## Data records

START

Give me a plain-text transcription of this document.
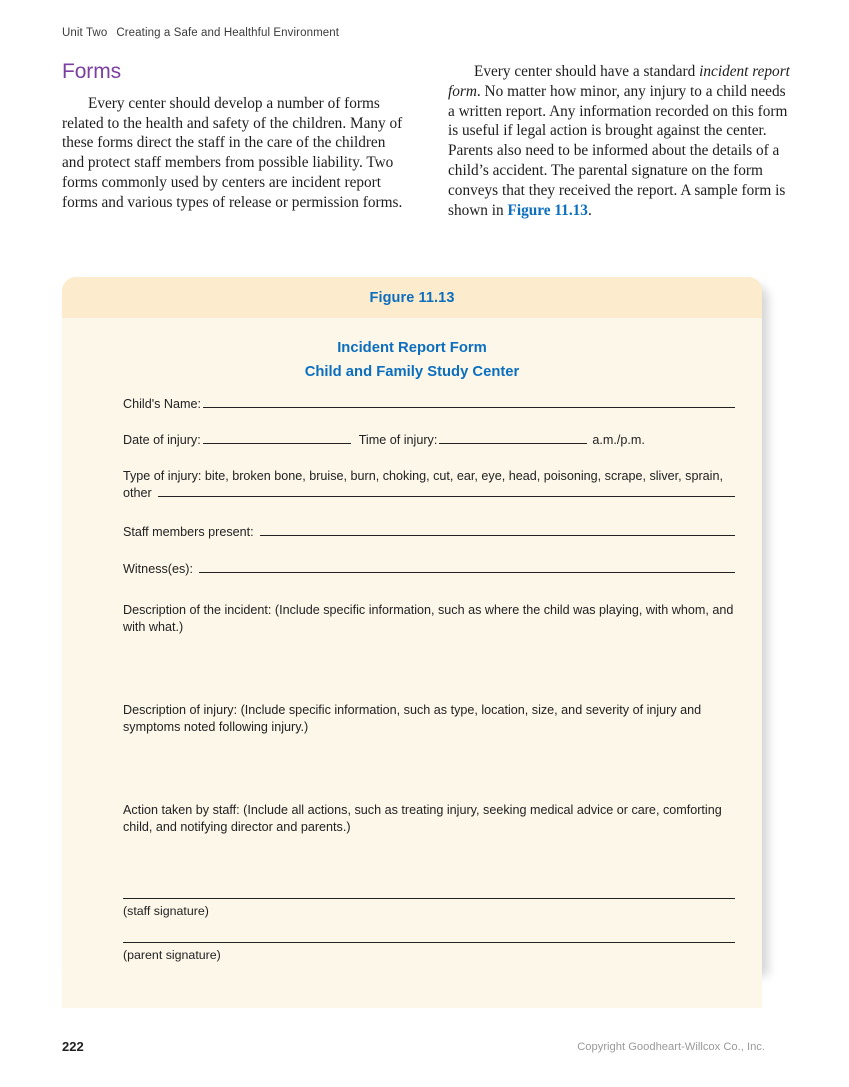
Unit Two Creating a Safe and Healthful Environment
Forms

Every center should develop a number of forms related to the health and safety of the children. Many of these forms direct the staff in the care of the children and protect staff members from possible liability. Two forms commonly used by centers are incident report forms and various types of release or permission forms.

Every center should have a standard incident report form. No matter how minor, any injury to a child needs a written report. Any information recorded on this form is useful if legal action is brought against the center. Parents also need to be informed about the details of a child’s accident. The parental signature on the form conveys that they received the report. A sample form is shown in Figure 11.13.

Figure 11.13
Incident Report Form
Child and Family Study Center
Child's Name:
Date of injury:	Time of injury:	a.m./p.m.

Type of injury: bite, broken bone, bruise, burn, choking, cut, ear, eye, head, poisoning, scrape, sliver, sprain,

other
Staff members present:
Witness(es):

Description of the incident: (Include specific information, such as where the child was playing, with whom, and with what.)

Description of injury: (Include specific information, such as type, location, size, and severity of injury and symptoms noted following injury.)

Action taken by staff: (Include all actions, such as treating injury, seeking medical advice or care, comforting child, and notifying director and parents.)

(staff signature)
(parent signature)
222	Copyright Goodheart-Willcox Co., Inc.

END

## Goal
Each entry shown above must be quoted exactly, with its pictures left out.

## Complete output
Give me a plain-text transcription of this document.
Unit Two Creating a Safe and Healthful Environment
Forms

Every center should develop a number of forms related to the health and safety of the children. Many of these forms direct the staff in the care of the children and protect staff members from possible liability. Two forms commonly used by centers are incident report forms and various types of release or permission forms.

Every center should have a standard incident report form. No matter how minor, any injury to a child needs a written report. Any information recorded on this form is useful if legal action is brought against the center. Parents also need to be informed about the details of a child’s accident. The parental signature on the form conveys that they received the report. A sample form is shown in Figure 11.13.

Figure 11.13
Incident Report Form
Child and Family Study Center
Child's Name:
Date of injury:	Time of injury:	a.m./p.m.

Type of injury: bite, broken bone, bruise, burn, choking, cut, ear, eye, head, poisoning, scrape, sliver, sprain,

other
Staff members present:
Witness(es):

Description of the incident: (Include specific information, such as where the child was playing, with whom, and with what.)

Description of injury: (Include specific information, such as type, location, size, and severity of injury and symptoms noted following injury.)

Action taken by staff: (Include all actions, such as treating injury, seeking medical advice or care, comforting child, and notifying director and parents.)

(staff signature)
(parent signature)
222	Copyright Goodheart-Willcox Co., Inc.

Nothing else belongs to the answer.